*WORK INSTRUCTIONS*. Gather all lines from the material that contain "apply".

>> begin INPUT RECORDS

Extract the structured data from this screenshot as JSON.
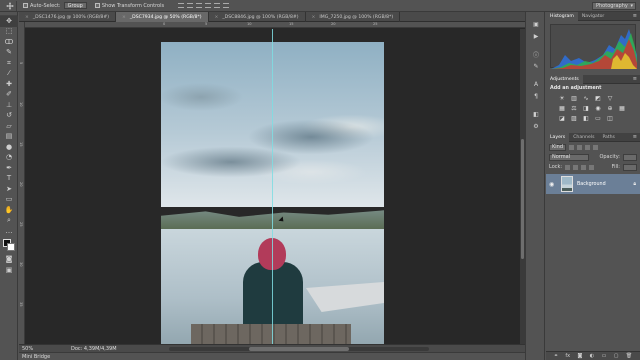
{
  "options_bar": {
    "auto_select_label": "Auto-Select:",
    "auto_select_value": "Group",
    "show_transform_label": "Show Transform Controls",
    "workspace": "Photography"
  },
  "tabs": [
    {
      "label": "_DSC1476.jpg @ 100% (RGB/8#)",
      "active": false
    },
    {
      "label": "_DSC7934.jpg @ 50% (RGB/8*)",
      "active": true
    },
    {
      "label": "_DSC8846.jpg @ 100% (RGB/8#)",
      "active": false
    },
    {
      "label": "IMG_7250.jpg @ 100% (RGB/8*)",
      "active": false
    }
  ],
  "ruler": {
    "top_ticks": [
      "0",
      "5",
      "10",
      "15",
      "20",
      "25"
    ],
    "left_ticks": [
      "5",
      "10",
      "15",
      "20",
      "25",
      "30",
      "35"
    ]
  },
  "status": {
    "zoom": "50%",
    "doc_info": "Doc: 4,39M/4,39M"
  },
  "mini_bridge": "Mini Bridge",
  "panels": {
    "histogram_tab": "Histogram",
    "navigator_tab": "Navigator",
    "adjustments_tab": "Adjustments",
    "add_adjustment_label": "Add an adjustment",
    "layers_tab": "Layers",
    "channels_tab": "Channels",
    "paths_tab": "Paths",
    "kind_label": "Kind",
    "blend_mode": "Normal",
    "opacity_label": "Opacity:",
    "lock_label": "Lock:",
    "fill_label": "Fill:",
    "layer_name": "Background"
  },
  "colors": {
    "guide": "#7fdde2",
    "active_layer": "#6b7f97"
  }
}
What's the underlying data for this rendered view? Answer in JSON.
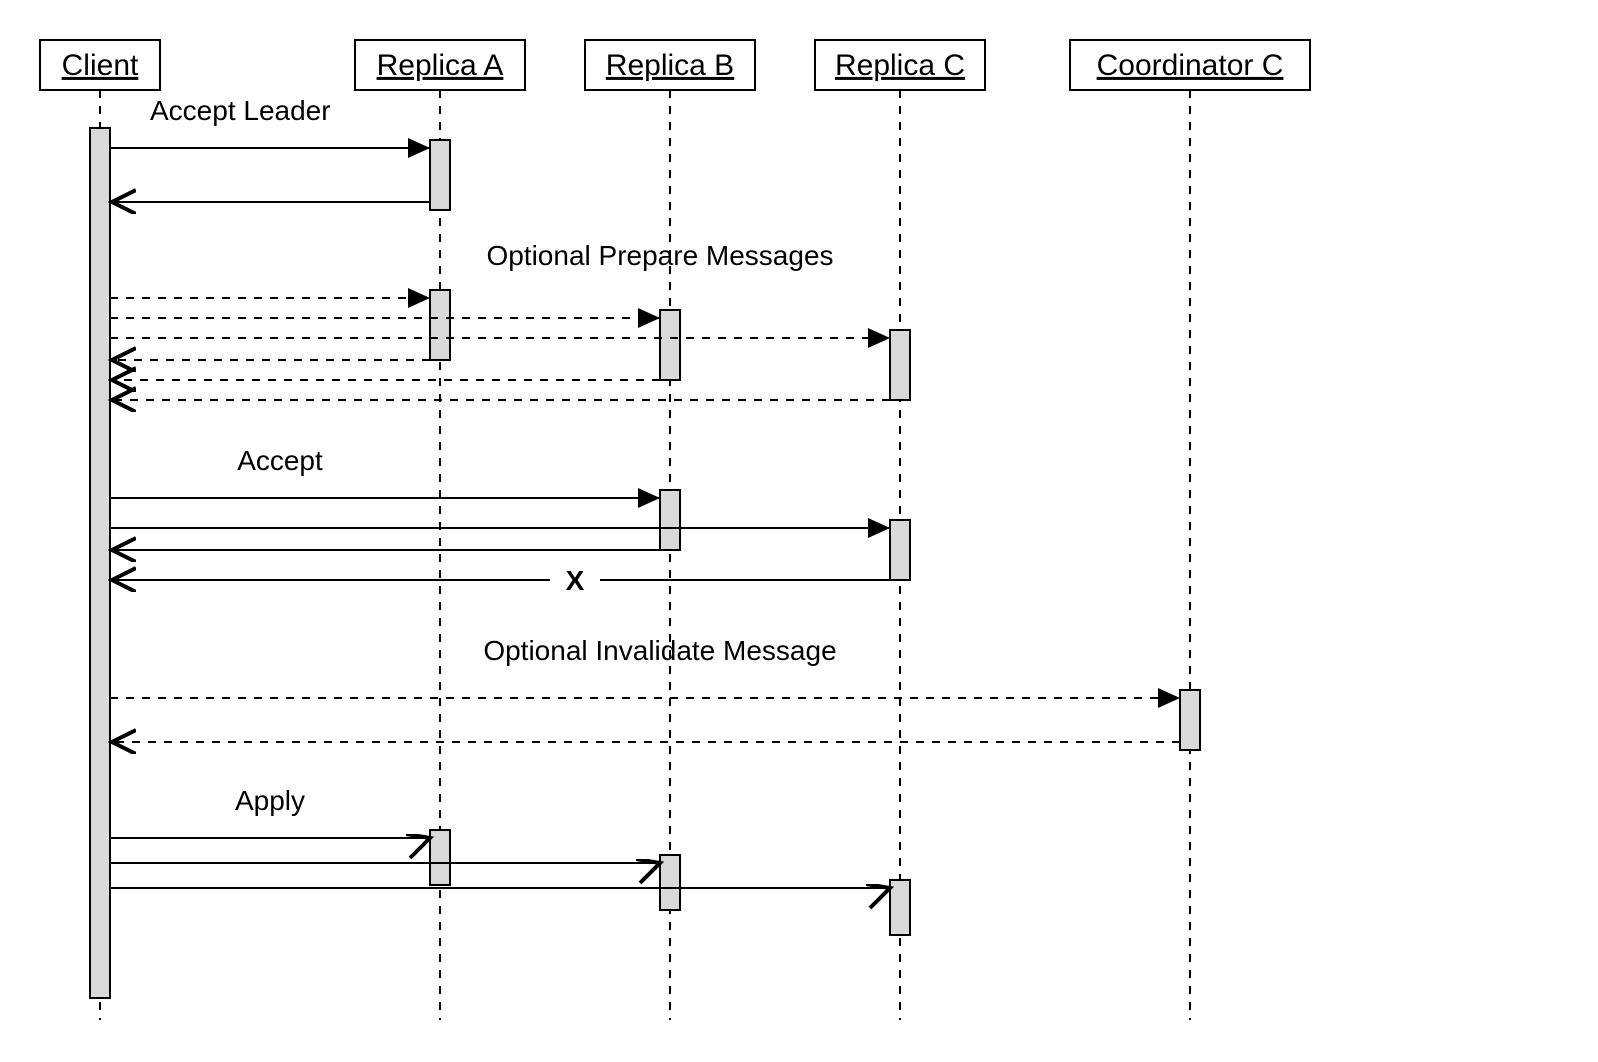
{
  "participants": {
    "client": "Client",
    "replicaA": "Replica A",
    "replicaB": "Replica B",
    "replicaC": "Replica C",
    "coordinatorC": "Coordinator C"
  },
  "labels": {
    "acceptLeader": "Accept Leader",
    "optionalPrepare": "Optional Prepare Messages",
    "accept": "Accept",
    "failMark": "X",
    "optionalInvalidate": "Optional Invalidate Message",
    "apply": "Apply"
  },
  "diagram": {
    "type": "UML Sequence Diagram",
    "description": "Client coordinates with replicas A, B, C via leader accept, optional prepare, accept (with a failed response), optional invalidate to Coordinator C, then apply to all replicas."
  }
}
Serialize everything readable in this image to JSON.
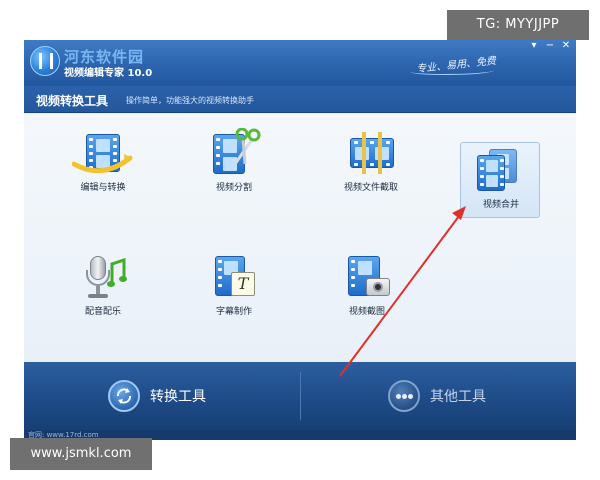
{
  "app": {
    "logo_text": "河东软件园",
    "title": "视频编辑专家 10.0",
    "slogan": "专业、易用、免费"
  },
  "subbar": {
    "title": "视频转换工具",
    "description": "操作简单，功能强大的视频转换助手"
  },
  "tools": [
    {
      "label": "编辑与转换",
      "icon": "convert-film-icon"
    },
    {
      "label": "视频分割",
      "icon": "scissors-film-icon"
    },
    {
      "label": "视频文件截取",
      "icon": "clip-film-icon"
    },
    {
      "label": "视频合并",
      "icon": "merge-film-icon",
      "selected": true
    },
    {
      "label": "配音配乐",
      "icon": "microphone-icon"
    },
    {
      "label": "字幕制作",
      "icon": "subtitle-icon"
    },
    {
      "label": "视频截图",
      "icon": "camera-film-icon"
    }
  ],
  "bottom_tabs": {
    "convert_label": "转换工具",
    "other_label": "其他工具"
  },
  "statusbar": {
    "text": "官网: www.17rd.com"
  },
  "watermarks": {
    "top": "TG: MYYJJPP",
    "bottom": "www.jsmkl.com"
  },
  "colors": {
    "titlebar": "#2c64ad",
    "annotation_arrow": "#e0302a"
  }
}
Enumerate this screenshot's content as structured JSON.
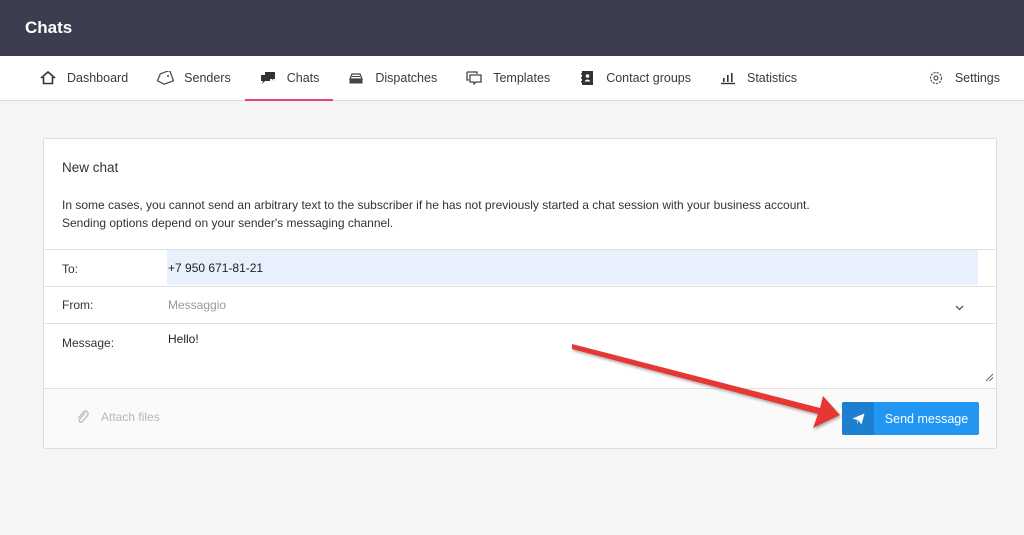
{
  "header": {
    "title": "Chats"
  },
  "nav": {
    "items": [
      {
        "label": "Dashboard",
        "icon": "home-icon"
      },
      {
        "label": "Senders",
        "icon": "tag-icon"
      },
      {
        "label": "Chats",
        "icon": "chat-bubbles-icon",
        "active": true
      },
      {
        "label": "Dispatches",
        "icon": "inbox-tray-icon"
      },
      {
        "label": "Templates",
        "icon": "template-icon"
      },
      {
        "label": "Contact groups",
        "icon": "contact-book-icon"
      },
      {
        "label": "Statistics",
        "icon": "bar-chart-icon"
      }
    ],
    "settings_label": "Settings",
    "active_color": "#e5417b"
  },
  "new_chat": {
    "title": "New chat",
    "description_line1": "In some cases, you cannot send an arbitrary text to the subscriber if he has not previously started a chat session with your business account.",
    "description_line2": "Sending options depend on your sender's messaging channel.",
    "to_label": "To:",
    "to_value": "+7 950 671-81-21",
    "from_label": "From:",
    "from_value": "Messaggio",
    "message_label": "Message:",
    "message_value": "Hello!",
    "attach_label": "Attach files",
    "send_label": "Send message"
  },
  "colors": {
    "topbar": "#3c3e50",
    "send_button": "#2196f3",
    "send_icon_box": "#1c7fd0",
    "annotation_arrow": "#e53935",
    "to_input_bg": "#e8f0fe"
  },
  "annotation": {
    "type": "arrow",
    "points_to": "send-message-button"
  }
}
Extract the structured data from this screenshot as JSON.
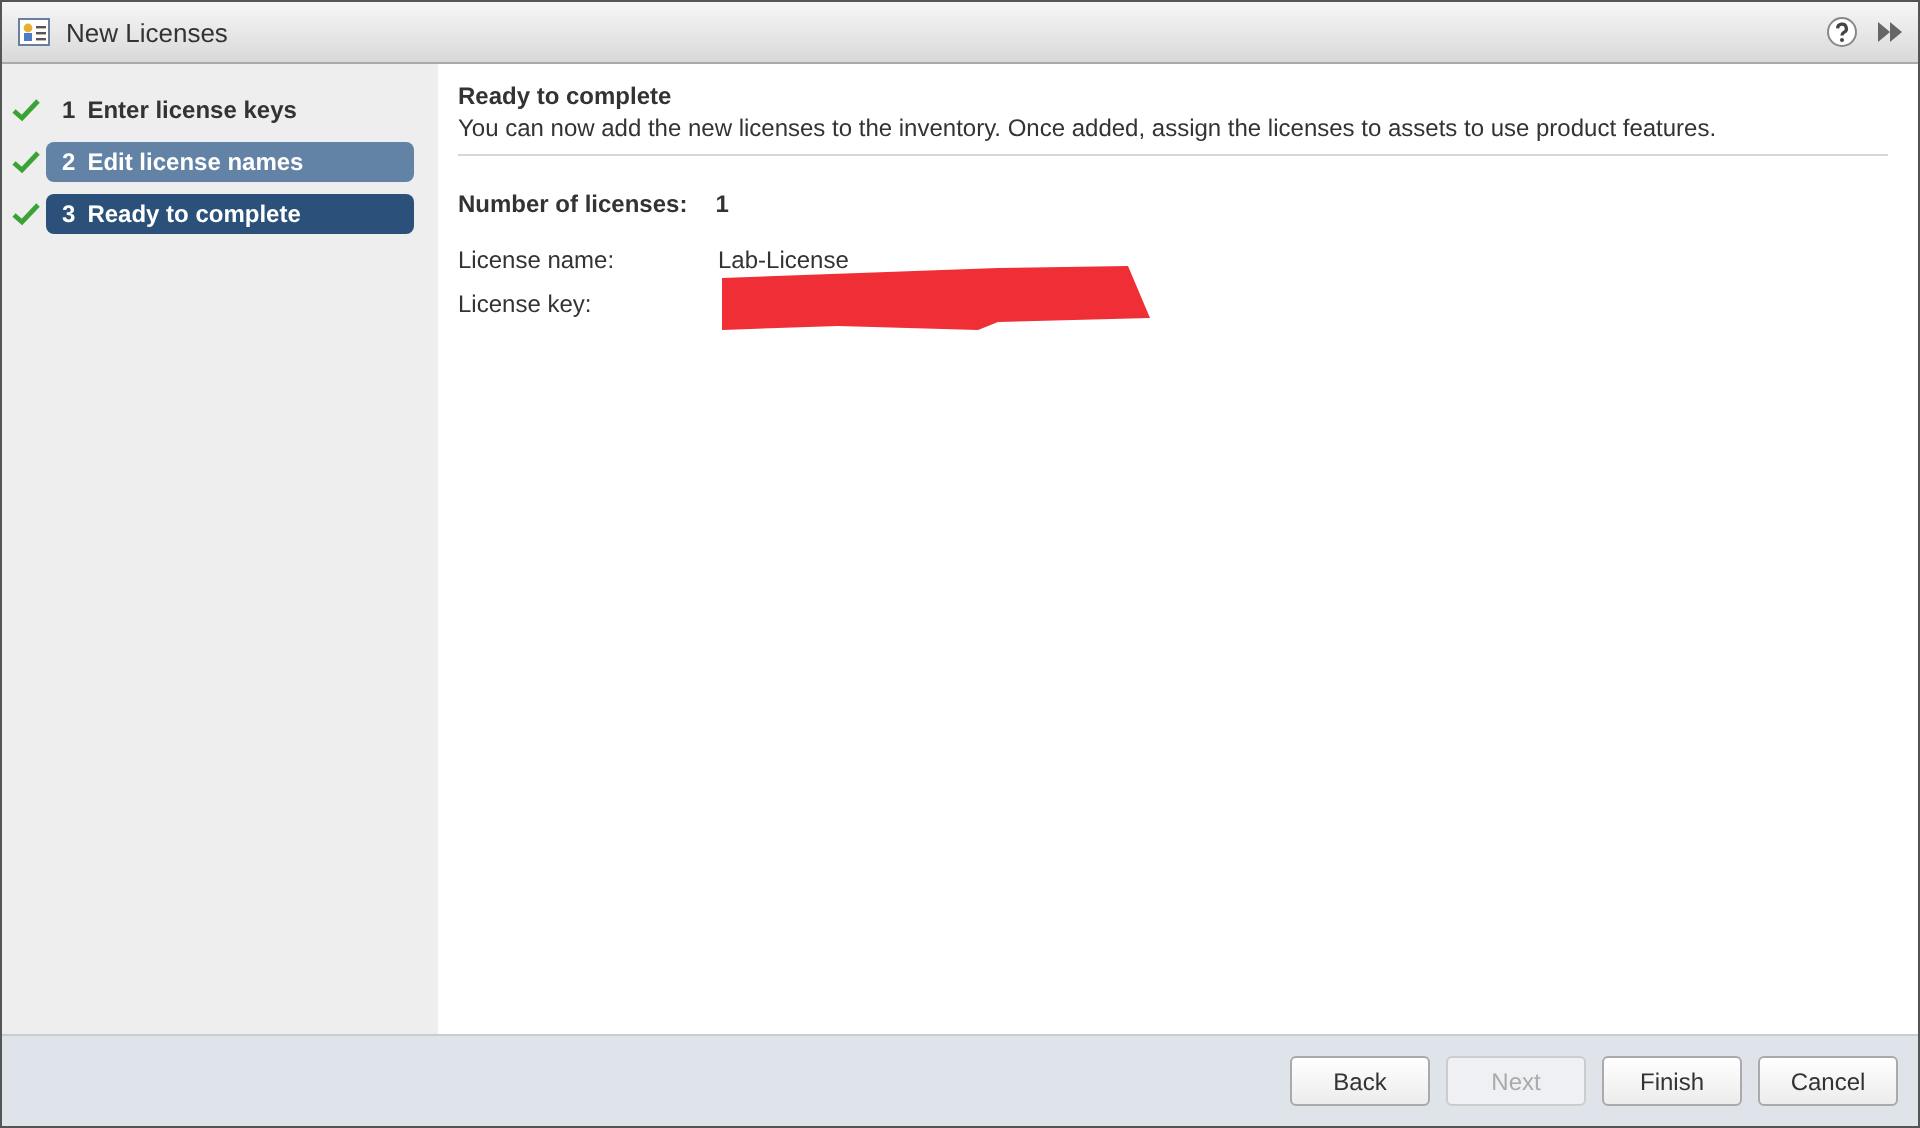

>> end INPUT RECORDS

*RESPONSE*.
    "apply": "Apply"
    "description": "Client coordinates with replicas A, B, C via leader accept, optional prepare, accept (with a failed response), optional invalidate to Coordinator C, then apply to all replicas."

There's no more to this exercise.